YOUR GOAL ▸ Copy out each line that includes the word "складає".

WORKING DATA ▸
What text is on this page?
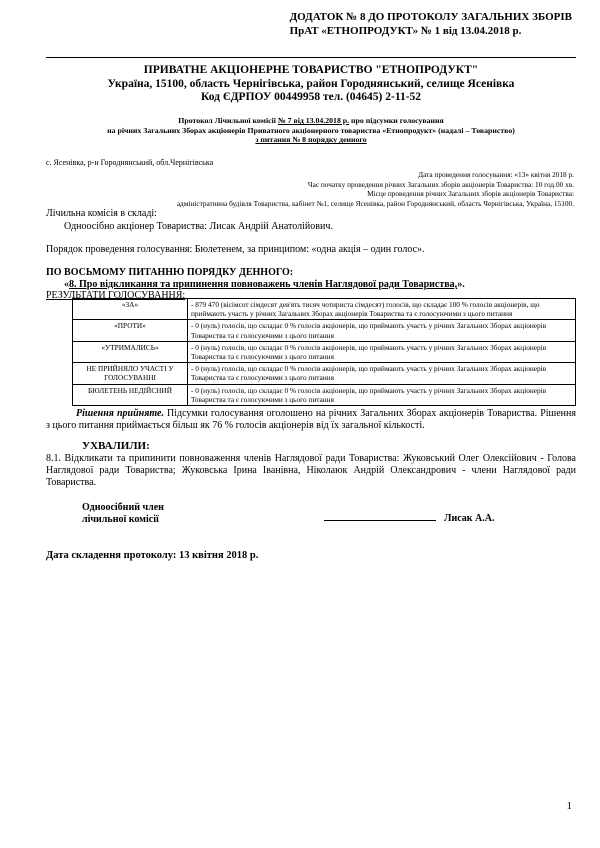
ДОДАТОК № 8 ДО ПРОТОКОЛУ ЗАГАЛЬНИХ ЗБОРІВ
ПрАТ «ЕТНОПРОДУКТ» № 1 від 13.04.2018 р.
ПРИВАТНЕ АКЦІОНЕРНЕ ТОВАРИСТВО "ЕТНОПРОДУКТ"
Україна, 15100, область Чернігівська, район Городнянський, селище Ясенівка
Код ЄДРПОУ 00449958 тел. (04645) 2-11-52
Протокол Лічильної комісії № 7 від 13.04.2018 р. про підсумки голосування
на річних Загальних Зборах акціонерів Приватного акціонерного товариства «Етнопродукт» (надалі – Товариство)
з питання № 8 порядку денного
с. Ясенівка, р-н Городнянський, обл.Чернігівська
Дата проведення голосування: «13» квітня 2018 р.
Час початку проведення річних Загальних зборів акціонерів Товариства: 10 год.00 хв.
Місце проведення річних Загальних зборів акціонерів Товариства:
адміністративна будівля Товариства, кабінет №1, селище Ясенівка, район Городнянський, область Чернігівська, Україна, 15100.
Лічильна комісія в складі:
Одноосібно акціонер Товариства: Лисак Андрій Анатолійович.
Порядок проведення голосування: Бюлетенем, за принципом: «одна акція – один голос».
ПО ВОСЬМОМУ ПИТАННЮ ПОРЯДКУ ДЕННОГО:
«8. Про відкликання та припинення повноважень членів Наглядової ради Товариства,».
РЕЗУЛЬТАТИ ГОЛОСУВАННЯ:
«ЗА»	- 879 470 (вісімсот сімдесят дев'ять тисяч чотириста сімдесят) голосів, що складає 100 % голосів акціонерів, що приймають участь у річних Загальних Зборах акціонерів Товариства та є голосуючими з цього питання
«ПРОТИ»	- 0 (нуль) голосів, що складає 0 % голосів акціонерів, що приймають участь у річних Загальних Зборах акціонерів Товариства та є голосуючими з цього питання
«УТРИМАЛИСЬ»	- 0 (нуль) голосів, що складає 0 % голосів акціонерів, що приймають участь у річних Загальних Зборах акціонерів Товариства та є голосуючими з цього питання
НЕ ПРИЙНЯЛО УЧАСТІ У ГОЛОСУВАННІ	- 0 (нуль) голосів, що складає 0 % голосів акціонерів, що приймають участь у річних Загальних Зборах акціонерів Товариства та є голосуючими з цього питання
БЮЛЕТЕНЬ НЕДІЙСНИЙ	- 0 (нуль) голосів, що складає 0 % голосів акціонерів, що приймають участь у річних Загальних Зборах акціонерів Товариства та є голосуючими з цього питання
Рішення прийняте. Підсумки голосування оголошено на річних Загальних Зборах акціонерів Товариства. Рішення з цього питання приймається більш як 76 % голосів акціонерів від їх загальної кількості.
УХВАЛИЛИ:
8.1. Відкликати та припинити повноваження членів Наглядової ради Товариства: Жуковський Олег Олексійович - Голова Наглядової ради Товариства; Жуковська Ірина Іванівна, Ніколаюк Андрій Олександрович - члени Наглядової ради Товариства.
Одноосібний член
лічильної комісії	Лисак А.А.
Дата складення протоколу: 13 квітня 2018 р.
1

RESULT BELOW ▸
«ЗА»	- 879 470 (вісімсот сімдесят дев'ять тисяч чотириста сімдесят) голосів, що складає 100 % голосів акціонерів, що приймають участь у річних Загальних Зборах акціонерів Товариства та є голосуючими з цього питання
«ПРОТИ»	- 0 (нуль) голосів, що складає 0 % голосів акціонерів, що приймають участь у річних Загальних Зборах акціонерів Товариства та є голосуючими з цього питання
«УТРИМАЛИСЬ»	- 0 (нуль) голосів, що складає 0 % голосів акціонерів, що приймають участь у річних Загальних Зборах акціонерів Товариства та є голосуючими з цього питання
НЕ ПРИЙНЯЛО УЧАСТІ У ГОЛОСУВАННІ	- 0 (нуль) голосів, що складає 0 % голосів акціонерів, що приймають участь у річних Загальних Зборах акціонерів Товариства та є голосуючими з цього питання
БЮЛЕТЕНЬ НЕДІЙСНИЙ	- 0 (нуль) голосів, що складає 0 % голосів акціонерів, що приймають участь у річних Загальних Зборах акціонерів Товариства та є голосуючими з цього питання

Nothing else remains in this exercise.